## BEGIN

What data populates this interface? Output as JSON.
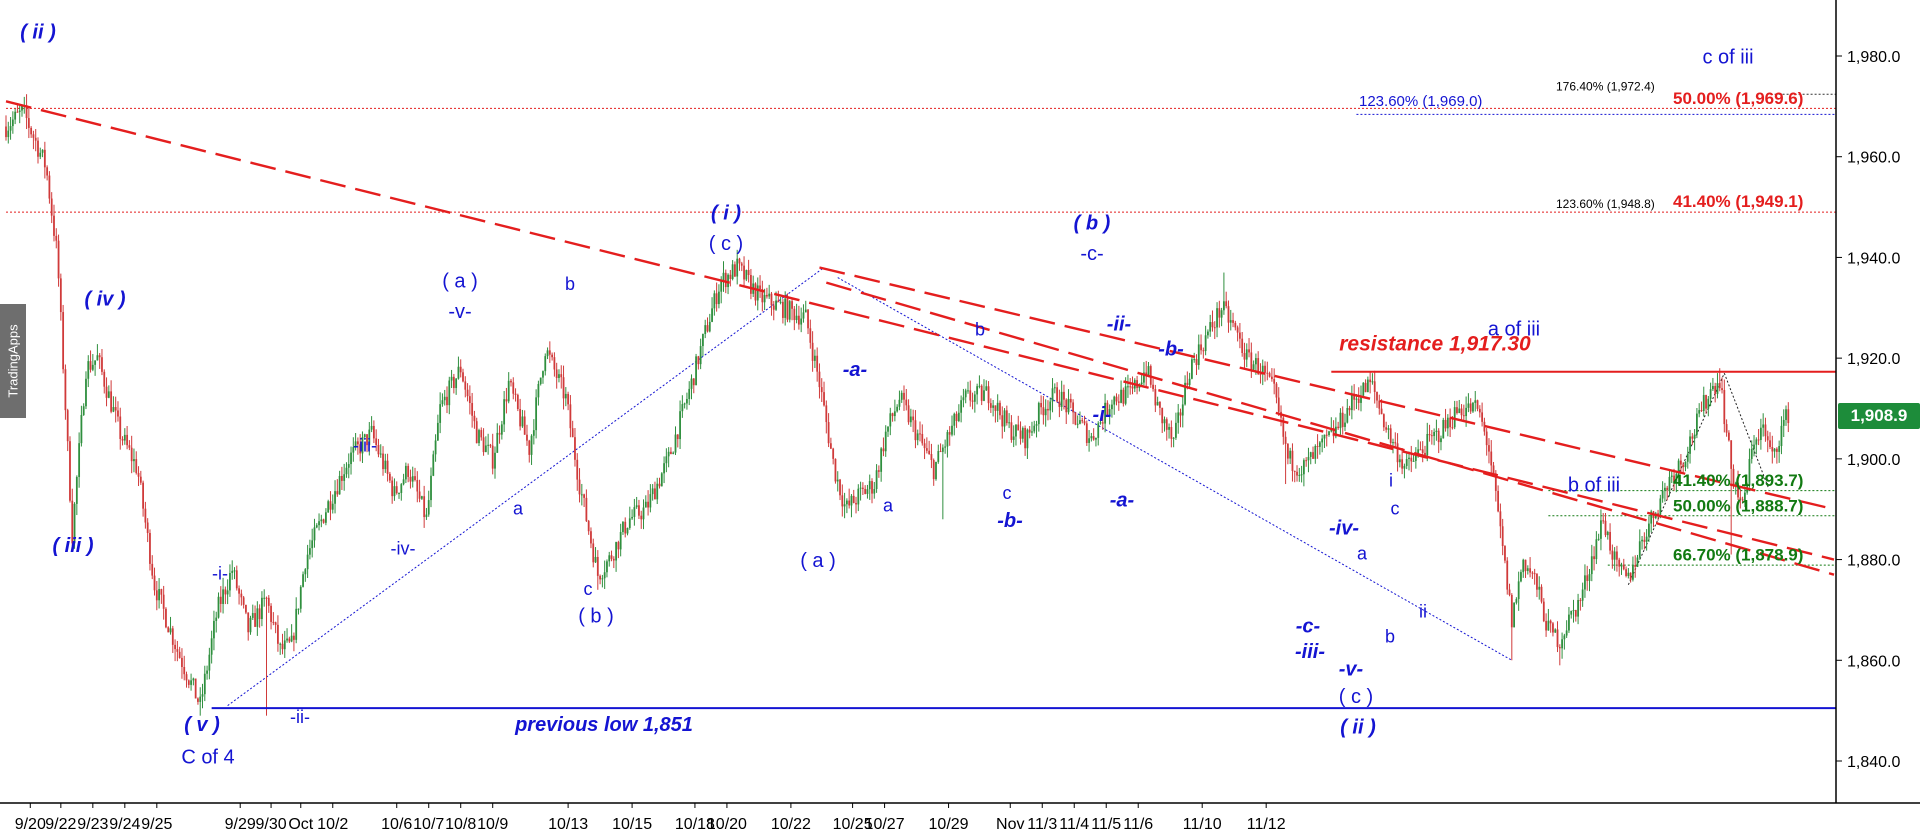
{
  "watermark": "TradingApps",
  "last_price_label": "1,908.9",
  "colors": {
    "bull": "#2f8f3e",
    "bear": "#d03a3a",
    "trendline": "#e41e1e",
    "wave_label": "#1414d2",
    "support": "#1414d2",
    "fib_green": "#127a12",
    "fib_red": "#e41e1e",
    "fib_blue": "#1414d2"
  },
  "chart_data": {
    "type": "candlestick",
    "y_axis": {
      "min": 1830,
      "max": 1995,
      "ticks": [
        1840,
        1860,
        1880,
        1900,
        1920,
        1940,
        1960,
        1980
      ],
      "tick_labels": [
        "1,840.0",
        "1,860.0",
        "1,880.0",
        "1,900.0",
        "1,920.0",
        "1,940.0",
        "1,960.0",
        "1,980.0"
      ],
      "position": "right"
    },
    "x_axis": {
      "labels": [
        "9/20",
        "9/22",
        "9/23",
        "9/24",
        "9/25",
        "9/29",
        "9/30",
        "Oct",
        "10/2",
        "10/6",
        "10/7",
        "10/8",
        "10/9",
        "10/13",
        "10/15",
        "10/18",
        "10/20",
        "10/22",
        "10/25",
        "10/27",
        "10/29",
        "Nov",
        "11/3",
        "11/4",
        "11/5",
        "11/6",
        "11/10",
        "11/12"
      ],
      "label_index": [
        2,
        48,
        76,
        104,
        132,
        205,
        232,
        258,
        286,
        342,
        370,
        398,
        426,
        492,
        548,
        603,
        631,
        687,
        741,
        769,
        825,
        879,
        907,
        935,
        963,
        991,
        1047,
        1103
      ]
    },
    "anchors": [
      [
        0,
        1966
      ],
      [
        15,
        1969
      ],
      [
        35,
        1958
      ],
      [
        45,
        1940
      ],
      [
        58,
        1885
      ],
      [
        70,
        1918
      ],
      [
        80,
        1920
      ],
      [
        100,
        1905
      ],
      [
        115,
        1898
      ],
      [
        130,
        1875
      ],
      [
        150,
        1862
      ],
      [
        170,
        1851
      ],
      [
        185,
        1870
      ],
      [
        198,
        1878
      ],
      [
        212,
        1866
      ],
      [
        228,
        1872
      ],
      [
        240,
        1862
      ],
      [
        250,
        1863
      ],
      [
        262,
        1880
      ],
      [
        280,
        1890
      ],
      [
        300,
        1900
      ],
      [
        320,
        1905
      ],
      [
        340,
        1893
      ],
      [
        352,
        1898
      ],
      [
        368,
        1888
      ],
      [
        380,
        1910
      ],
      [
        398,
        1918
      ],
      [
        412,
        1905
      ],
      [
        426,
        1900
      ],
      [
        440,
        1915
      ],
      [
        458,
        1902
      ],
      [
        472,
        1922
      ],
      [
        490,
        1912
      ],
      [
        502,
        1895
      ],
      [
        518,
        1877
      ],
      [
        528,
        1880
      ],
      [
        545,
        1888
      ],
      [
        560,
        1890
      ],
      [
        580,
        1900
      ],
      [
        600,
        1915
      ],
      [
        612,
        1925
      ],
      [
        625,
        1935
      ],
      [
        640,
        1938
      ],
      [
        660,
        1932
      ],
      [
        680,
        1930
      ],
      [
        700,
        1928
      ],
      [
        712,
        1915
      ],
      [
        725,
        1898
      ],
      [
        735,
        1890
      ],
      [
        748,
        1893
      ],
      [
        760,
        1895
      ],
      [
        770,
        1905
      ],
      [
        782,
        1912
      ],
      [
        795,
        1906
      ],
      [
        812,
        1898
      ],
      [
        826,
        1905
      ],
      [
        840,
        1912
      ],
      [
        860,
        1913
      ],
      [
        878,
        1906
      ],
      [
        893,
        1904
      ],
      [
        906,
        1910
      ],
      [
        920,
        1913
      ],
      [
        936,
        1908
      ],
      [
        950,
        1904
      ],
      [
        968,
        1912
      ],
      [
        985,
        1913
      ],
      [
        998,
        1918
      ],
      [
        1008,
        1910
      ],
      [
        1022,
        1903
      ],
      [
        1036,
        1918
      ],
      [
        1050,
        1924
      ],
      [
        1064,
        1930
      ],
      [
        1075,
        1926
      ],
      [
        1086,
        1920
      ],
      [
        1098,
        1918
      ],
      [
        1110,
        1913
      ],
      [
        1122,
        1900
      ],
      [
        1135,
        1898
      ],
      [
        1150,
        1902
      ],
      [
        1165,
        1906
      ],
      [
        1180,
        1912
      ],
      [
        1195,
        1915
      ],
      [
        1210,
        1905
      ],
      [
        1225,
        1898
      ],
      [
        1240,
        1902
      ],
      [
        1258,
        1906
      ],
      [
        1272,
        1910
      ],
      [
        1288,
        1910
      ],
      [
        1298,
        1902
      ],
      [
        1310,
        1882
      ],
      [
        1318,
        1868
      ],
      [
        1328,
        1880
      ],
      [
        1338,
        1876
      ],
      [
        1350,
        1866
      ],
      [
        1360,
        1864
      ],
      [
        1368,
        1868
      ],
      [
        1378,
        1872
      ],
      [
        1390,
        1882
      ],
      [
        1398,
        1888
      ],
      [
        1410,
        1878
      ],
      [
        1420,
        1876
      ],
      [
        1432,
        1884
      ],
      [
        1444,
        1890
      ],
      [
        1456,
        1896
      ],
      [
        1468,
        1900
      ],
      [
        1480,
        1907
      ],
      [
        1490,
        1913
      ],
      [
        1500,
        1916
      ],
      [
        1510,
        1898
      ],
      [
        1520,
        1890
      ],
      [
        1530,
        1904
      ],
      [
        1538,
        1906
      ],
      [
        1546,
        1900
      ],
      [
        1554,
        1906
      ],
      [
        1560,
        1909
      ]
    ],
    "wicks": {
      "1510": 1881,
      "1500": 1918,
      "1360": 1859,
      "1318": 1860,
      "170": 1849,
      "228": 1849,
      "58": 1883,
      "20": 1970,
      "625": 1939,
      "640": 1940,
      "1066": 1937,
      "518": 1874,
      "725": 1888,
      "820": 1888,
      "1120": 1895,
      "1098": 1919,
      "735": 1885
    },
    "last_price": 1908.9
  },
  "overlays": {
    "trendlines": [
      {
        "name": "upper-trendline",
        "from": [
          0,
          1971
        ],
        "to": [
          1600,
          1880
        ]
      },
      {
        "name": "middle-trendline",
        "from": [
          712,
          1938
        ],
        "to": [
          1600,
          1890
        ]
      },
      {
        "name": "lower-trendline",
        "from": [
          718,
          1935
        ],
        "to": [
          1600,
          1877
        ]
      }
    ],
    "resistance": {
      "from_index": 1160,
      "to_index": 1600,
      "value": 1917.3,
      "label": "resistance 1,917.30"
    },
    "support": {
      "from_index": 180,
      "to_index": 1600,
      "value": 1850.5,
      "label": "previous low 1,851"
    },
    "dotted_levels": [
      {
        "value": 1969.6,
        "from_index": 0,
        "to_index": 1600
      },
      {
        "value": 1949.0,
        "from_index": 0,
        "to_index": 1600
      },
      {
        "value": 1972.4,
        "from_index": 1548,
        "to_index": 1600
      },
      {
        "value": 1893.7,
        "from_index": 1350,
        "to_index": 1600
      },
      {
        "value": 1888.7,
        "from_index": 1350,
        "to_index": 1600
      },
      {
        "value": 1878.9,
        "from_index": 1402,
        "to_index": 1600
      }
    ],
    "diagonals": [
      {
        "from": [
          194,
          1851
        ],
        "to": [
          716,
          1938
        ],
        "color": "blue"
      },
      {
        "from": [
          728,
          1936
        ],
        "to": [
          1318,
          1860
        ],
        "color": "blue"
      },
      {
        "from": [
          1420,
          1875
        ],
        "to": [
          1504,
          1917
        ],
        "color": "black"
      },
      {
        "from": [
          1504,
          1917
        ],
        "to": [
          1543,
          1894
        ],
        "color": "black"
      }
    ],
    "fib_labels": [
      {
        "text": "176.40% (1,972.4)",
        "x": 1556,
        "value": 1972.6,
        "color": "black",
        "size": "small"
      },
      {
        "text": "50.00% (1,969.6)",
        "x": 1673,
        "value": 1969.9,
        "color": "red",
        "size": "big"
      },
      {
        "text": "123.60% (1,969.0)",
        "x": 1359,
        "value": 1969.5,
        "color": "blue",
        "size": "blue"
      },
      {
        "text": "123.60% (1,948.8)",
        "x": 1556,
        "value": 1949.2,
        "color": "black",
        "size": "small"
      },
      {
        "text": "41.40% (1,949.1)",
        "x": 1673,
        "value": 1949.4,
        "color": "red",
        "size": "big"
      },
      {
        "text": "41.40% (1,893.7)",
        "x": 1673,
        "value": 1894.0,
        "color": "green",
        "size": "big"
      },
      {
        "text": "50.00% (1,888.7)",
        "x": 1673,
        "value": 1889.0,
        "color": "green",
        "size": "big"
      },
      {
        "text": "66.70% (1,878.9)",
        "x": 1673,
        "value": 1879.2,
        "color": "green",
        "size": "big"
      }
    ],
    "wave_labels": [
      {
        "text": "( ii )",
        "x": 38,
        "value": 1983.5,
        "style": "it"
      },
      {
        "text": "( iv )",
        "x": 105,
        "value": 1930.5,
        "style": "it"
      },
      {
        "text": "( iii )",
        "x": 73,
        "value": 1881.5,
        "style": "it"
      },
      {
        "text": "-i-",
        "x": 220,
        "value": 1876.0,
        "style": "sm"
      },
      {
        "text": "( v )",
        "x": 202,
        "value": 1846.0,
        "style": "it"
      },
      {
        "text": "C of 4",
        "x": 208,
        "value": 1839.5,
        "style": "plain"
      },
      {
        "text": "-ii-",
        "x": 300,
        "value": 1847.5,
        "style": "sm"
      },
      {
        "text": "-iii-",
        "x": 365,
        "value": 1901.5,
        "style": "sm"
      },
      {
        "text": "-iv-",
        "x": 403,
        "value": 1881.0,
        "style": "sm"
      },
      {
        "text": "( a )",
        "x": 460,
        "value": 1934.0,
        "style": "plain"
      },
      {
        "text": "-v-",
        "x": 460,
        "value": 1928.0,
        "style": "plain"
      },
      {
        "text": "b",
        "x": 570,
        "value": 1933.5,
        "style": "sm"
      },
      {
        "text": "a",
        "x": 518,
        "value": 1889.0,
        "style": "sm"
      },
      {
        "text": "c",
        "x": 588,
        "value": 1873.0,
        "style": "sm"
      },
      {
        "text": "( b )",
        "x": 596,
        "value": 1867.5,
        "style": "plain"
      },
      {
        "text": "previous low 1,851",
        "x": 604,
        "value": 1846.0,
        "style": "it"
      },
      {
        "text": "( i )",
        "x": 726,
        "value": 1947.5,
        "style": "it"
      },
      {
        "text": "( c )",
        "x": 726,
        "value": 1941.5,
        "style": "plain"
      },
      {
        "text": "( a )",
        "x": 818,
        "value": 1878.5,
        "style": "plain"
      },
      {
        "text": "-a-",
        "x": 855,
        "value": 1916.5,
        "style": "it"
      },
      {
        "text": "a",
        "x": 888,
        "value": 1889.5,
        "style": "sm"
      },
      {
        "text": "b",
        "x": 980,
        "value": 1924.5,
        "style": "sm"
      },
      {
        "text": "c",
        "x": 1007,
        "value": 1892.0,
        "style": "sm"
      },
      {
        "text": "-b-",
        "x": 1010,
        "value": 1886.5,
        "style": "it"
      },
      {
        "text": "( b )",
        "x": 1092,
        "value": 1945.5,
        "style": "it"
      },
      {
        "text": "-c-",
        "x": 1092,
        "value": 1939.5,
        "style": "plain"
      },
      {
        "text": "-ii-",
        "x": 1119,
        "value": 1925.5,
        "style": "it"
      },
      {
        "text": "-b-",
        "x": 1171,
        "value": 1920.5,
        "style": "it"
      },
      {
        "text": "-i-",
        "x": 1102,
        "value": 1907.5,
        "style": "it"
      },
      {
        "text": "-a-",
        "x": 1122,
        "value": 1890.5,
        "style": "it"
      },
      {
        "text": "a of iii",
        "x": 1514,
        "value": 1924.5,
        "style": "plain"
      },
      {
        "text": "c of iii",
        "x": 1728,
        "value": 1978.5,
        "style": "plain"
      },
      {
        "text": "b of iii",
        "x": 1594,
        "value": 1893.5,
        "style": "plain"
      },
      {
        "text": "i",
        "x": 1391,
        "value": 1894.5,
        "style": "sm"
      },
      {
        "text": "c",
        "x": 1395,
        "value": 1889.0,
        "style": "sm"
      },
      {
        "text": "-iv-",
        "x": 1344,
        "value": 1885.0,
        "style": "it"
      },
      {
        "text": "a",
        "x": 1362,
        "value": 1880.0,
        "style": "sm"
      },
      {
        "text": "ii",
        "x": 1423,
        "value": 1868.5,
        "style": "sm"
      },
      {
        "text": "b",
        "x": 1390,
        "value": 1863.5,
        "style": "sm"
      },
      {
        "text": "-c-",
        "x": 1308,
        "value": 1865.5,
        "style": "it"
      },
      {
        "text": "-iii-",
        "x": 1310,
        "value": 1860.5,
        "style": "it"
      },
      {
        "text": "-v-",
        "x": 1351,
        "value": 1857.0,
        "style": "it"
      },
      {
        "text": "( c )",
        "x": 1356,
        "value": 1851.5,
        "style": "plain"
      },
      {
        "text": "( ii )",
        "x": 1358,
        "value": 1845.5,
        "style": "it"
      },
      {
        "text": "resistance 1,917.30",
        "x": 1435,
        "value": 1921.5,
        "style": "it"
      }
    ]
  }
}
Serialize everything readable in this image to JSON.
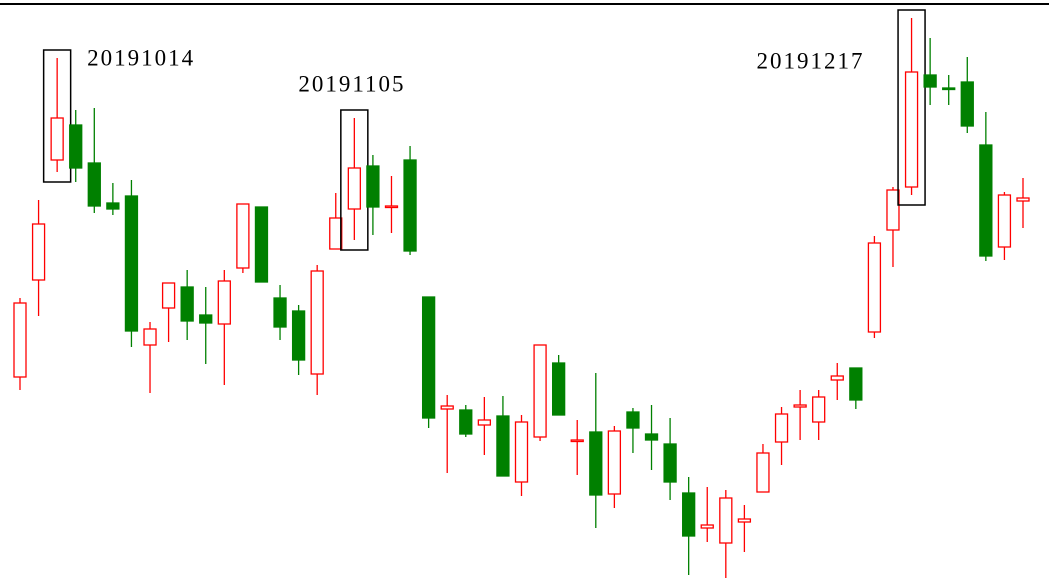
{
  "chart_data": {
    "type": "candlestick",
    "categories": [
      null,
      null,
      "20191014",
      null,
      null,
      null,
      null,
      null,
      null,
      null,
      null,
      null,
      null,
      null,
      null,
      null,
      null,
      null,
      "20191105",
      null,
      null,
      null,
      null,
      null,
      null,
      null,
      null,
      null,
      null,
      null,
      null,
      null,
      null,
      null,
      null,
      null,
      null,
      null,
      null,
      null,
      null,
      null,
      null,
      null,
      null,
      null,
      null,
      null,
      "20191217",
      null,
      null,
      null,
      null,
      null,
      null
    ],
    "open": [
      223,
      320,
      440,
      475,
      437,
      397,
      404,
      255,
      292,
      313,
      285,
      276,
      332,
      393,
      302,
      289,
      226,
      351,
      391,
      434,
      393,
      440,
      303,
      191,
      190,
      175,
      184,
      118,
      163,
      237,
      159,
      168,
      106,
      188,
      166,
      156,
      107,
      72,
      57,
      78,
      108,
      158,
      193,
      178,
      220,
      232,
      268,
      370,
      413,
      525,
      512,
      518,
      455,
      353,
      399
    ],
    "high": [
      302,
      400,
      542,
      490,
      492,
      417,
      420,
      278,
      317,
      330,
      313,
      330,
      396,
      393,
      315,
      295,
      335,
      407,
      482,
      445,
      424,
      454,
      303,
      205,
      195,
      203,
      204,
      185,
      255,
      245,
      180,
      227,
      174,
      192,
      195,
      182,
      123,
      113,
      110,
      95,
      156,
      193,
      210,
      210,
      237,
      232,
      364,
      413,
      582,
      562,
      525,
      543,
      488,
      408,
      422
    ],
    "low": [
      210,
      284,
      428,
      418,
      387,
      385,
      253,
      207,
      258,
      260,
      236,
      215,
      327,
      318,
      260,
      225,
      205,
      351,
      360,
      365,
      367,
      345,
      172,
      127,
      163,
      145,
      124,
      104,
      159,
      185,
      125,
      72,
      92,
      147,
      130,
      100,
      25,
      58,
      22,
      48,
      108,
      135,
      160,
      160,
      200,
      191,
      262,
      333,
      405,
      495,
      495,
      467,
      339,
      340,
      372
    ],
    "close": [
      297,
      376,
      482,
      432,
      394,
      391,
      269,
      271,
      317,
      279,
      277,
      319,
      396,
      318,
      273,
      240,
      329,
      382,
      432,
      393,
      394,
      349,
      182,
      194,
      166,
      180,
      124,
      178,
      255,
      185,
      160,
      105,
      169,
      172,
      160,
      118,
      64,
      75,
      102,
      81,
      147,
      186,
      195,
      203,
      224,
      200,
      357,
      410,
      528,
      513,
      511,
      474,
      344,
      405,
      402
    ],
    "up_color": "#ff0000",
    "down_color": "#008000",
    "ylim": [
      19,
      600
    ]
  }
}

## END

§ **GIVEN EXERCISE**: Go through the listing above and return every line where the word "this" occurs.

§ **FULL SOLUTION**:
What data populates this interface? Output as JSON.
Serialize everything readable in this image to JSON.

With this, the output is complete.